===== Information shown

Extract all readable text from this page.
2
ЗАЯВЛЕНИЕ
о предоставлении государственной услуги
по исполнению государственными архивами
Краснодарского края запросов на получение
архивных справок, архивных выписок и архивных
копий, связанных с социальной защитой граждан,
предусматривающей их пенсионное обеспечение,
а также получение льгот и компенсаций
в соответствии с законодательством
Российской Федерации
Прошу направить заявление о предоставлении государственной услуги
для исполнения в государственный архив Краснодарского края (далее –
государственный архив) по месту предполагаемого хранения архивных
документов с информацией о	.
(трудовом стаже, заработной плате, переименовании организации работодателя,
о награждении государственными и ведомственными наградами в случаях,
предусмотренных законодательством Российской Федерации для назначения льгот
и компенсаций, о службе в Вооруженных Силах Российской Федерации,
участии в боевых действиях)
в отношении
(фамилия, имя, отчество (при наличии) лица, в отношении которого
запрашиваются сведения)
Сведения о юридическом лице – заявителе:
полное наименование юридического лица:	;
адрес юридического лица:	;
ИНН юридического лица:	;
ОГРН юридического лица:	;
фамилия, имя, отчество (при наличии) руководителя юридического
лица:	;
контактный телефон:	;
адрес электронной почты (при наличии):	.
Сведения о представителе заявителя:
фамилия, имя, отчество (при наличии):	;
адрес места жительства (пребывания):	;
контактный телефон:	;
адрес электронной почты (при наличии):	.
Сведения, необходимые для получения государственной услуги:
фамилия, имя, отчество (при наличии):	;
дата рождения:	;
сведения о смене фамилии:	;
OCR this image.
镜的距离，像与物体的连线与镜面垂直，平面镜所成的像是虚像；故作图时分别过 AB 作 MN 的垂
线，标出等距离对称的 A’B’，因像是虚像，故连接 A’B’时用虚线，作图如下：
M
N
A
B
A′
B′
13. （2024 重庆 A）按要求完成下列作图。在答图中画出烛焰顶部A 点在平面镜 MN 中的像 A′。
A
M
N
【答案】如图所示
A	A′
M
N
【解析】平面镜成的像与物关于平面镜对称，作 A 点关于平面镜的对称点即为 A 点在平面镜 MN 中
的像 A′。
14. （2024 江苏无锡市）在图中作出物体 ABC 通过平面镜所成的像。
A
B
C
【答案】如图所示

==========

> [What to work on]: Write out every line from the records above, word for word.

> [Written answer]:
Extract all readable text from this page.
2
ЗАЯВЛЕНИЕ
о предоставлении государственной услуги
по исполнению государственными архивами
Краснодарского края запросов на получение
архивных справок, архивных выписок и архивных
копий, связанных с социальной защитой граждан,
предусматривающей их пенсионное обеспечение,
а также получение льгот и компенсаций
в соответствии с законодательством
Российской Федерации
Прошу направить заявление о предоставлении государственной услуги
для исполнения в государственный архив Краснодарского края (далее –
государственный архив) по месту предполагаемого хранения архивных
документов с информацией о	.
(трудовом стаже, заработной плате, переименовании организации работодателя,
о награждении государственными и ведомственными наградами в случаях,
предусмотренных законодательством Российской Федерации для назначения льгот
и компенсаций, о службе в Вооруженных Силах Российской Федерации,
участии в боевых действиях)
в отношении
(фамилия, имя, отчество (при наличии) лица, в отношении которого
запрашиваются сведения)
Сведения о юридическом лице – заявителе:
полное наименование юридического лица:	;
адрес юридического лица:	;
ИНН юридического лица:	;
ОГРН юридического лица:	;
фамилия, имя, отчество (при наличии) руководителя юридического
лица:	;
контактный телефон:	;
адрес электронной почты (при наличии):	.
Сведения о представителе заявителя:
фамилия, имя, отчество (при наличии):	;
адрес места жительства (пребывания):	;
контактный телефон:	;
адрес электронной почты (при наличии):	.
Сведения, необходимые для получения государственной услуги:
фамилия, имя, отчество (при наличии):	;
дата рождения:	;
сведения о смене фамилии:	;
OCR this image.
镜的距离，像与物体的连线与镜面垂直，平面镜所成的像是虚像；故作图时分别过 AB 作 MN 的垂
线，标出等距离对称的 A’B’，因像是虚像，故连接 A’B’时用虚线，作图如下：
M
N
A
B
A′
B′
13. （2024 重庆 A）按要求完成下列作图。在答图中画出烛焰顶部A 点在平面镜 MN 中的像 A′。
A
M
N
【答案】如图所示
A	A′
M
N
【解析】平面镜成的像与物关于平面镜对称，作 A 点关于平面镜的对称点即为 A 点在平面镜 MN 中
的像 A′。
14. （2024 江苏无锡市）在图中作出物体 ABC 通过平面镜所成的像。
A
B
C
【答案】如图所示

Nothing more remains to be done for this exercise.